* begin Material shown *
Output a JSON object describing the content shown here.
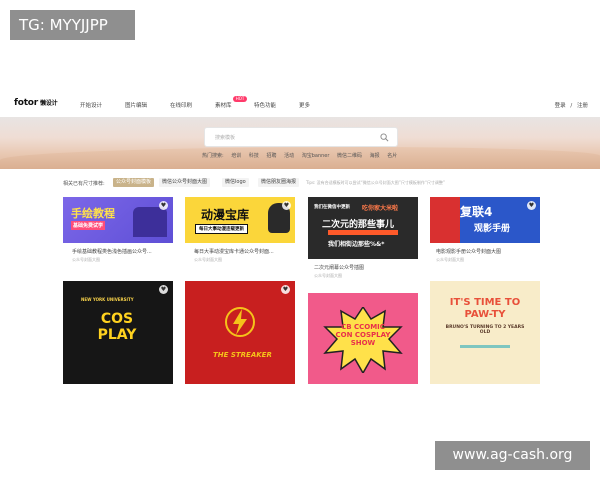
{
  "overlay": {
    "tg_label": "TG: MYYJJPP",
    "site_label": "www.ag-cash.org"
  },
  "nav": {
    "logo": "fotor",
    "logo_sub": "懒设计",
    "items": [
      "开始设计",
      "图片编辑",
      "在线印刷",
      "素材库",
      "特色功能",
      "更多"
    ],
    "hot_badge": "HOT",
    "login": "登录",
    "separator": "/",
    "register": "注册"
  },
  "search": {
    "placeholder": "搜索模板",
    "hot_label": "热门搜索:",
    "hot_tags": [
      "培训",
      "科技",
      "招聘",
      "活动",
      "淘宝banner",
      "微信二维码",
      "海报",
      "名片"
    ]
  },
  "filter": {
    "label": "相关已有尺寸推荐:",
    "chips": [
      "公众号封面模板",
      "微信公众号封面大图",
      "微信logo",
      "微信朋友圈海报"
    ],
    "active_index": 0,
    "tip": "Tips: 没有合适模板时可以尝试“微信公众号封面大图”尺寸模板制作“尺寸调整”"
  },
  "cards": [
    {
      "caption": "手绘基础教程类色浅色插画公众号...",
      "sub": "公众号封面大图",
      "art": "手绘教程",
      "art_sub": "基础免费试学"
    },
    {
      "caption": "每日大事动漫宝库卡通公众号封面...",
      "sub": "公众号封面大图",
      "art": "动漫宝库",
      "art_sub": "每日大事动漫连载更新"
    },
    {
      "caption": "二次元阐幕公众号插图",
      "sub": "公众号封面大图",
      "art": "二次元的那些事儿",
      "art_top": "我们在微信中更新",
      "art_hl": "吃你家大米啦",
      "art_sub": "我们相街边那些%&*"
    },
    {
      "caption": "电影观影手册公众号封面大图",
      "sub": "公众号封面大图",
      "art": "复联4",
      "art_sub": "观影手册"
    },
    {
      "caption": "",
      "sub": "",
      "art": "COS PLAY",
      "art_top": "NEW YORK UNIVERSITY"
    },
    {
      "caption": "",
      "sub": "",
      "art": "THE STREAKER"
    },
    {
      "caption": "",
      "sub": "",
      "art": "CB CCOMIC CON COSPLAY SHOW"
    },
    {
      "caption": "",
      "sub": "",
      "art": "IT'S TIME TO PAW-TY",
      "art_sub": "BRUNO'S TURNING TO 2 YEARS OLD"
    }
  ]
}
* end Material shown *
→ Exercise directions
All of the data above should be quoted exactly, except for the pictures.

→ Result for this exercise
Output a JSON object describing the content shown here.
{
  "overlay": {
    "tg_label": "TG: MYYJJPP",
    "site_label": "www.ag-cash.org"
  },
  "nav": {
    "logo": "fotor",
    "logo_sub": "懒设计",
    "items": [
      "开始设计",
      "图片编辑",
      "在线印刷",
      "素材库",
      "特色功能",
      "更多"
    ],
    "hot_badge": "HOT",
    "login": "登录",
    "separator": "/",
    "register": "注册"
  },
  "search": {
    "placeholder": "搜索模板",
    "hot_label": "热门搜索:",
    "hot_tags": [
      "培训",
      "科技",
      "招聘",
      "活动",
      "淘宝banner",
      "微信二维码",
      "海报",
      "名片"
    ]
  },
  "filter": {
    "label": "相关已有尺寸推荐:",
    "chips": [
      "公众号封面模板",
      "微信公众号封面大图",
      "微信logo",
      "微信朋友圈海报"
    ],
    "active_index": 0,
    "tip": "Tips: 没有合适模板时可以尝试“微信公众号封面大图”尺寸模板制作“尺寸调整”"
  },
  "cards": [
    {
      "caption": "手绘基础教程类色浅色插画公众号...",
      "sub": "公众号封面大图",
      "art": "手绘教程",
      "art_sub": "基础免费试学"
    },
    {
      "caption": "每日大事动漫宝库卡通公众号封面...",
      "sub": "公众号封面大图",
      "art": "动漫宝库",
      "art_sub": "每日大事动漫连载更新"
    },
    {
      "caption": "二次元阐幕公众号插图",
      "sub": "公众号封面大图",
      "art": "二次元的那些事儿",
      "art_top": "我们在微信中更新",
      "art_hl": "吃你家大米啦",
      "art_sub": "我们相街边那些%&*"
    },
    {
      "caption": "电影观影手册公众号封面大图",
      "sub": "公众号封面大图",
      "art": "复联4",
      "art_sub": "观影手册"
    },
    {
      "caption": "",
      "sub": "",
      "art": "COS PLAY",
      "art_top": "NEW YORK UNIVERSITY"
    },
    {
      "caption": "",
      "sub": "",
      "art": "THE STREAKER"
    },
    {
      "caption": "",
      "sub": "",
      "art": "CB CCOMIC CON COSPLAY SHOW"
    },
    {
      "caption": "",
      "sub": "",
      "art": "IT'S TIME TO PAW-TY",
      "art_sub": "BRUNO'S TURNING TO 2 YEARS OLD"
    }
  ]
}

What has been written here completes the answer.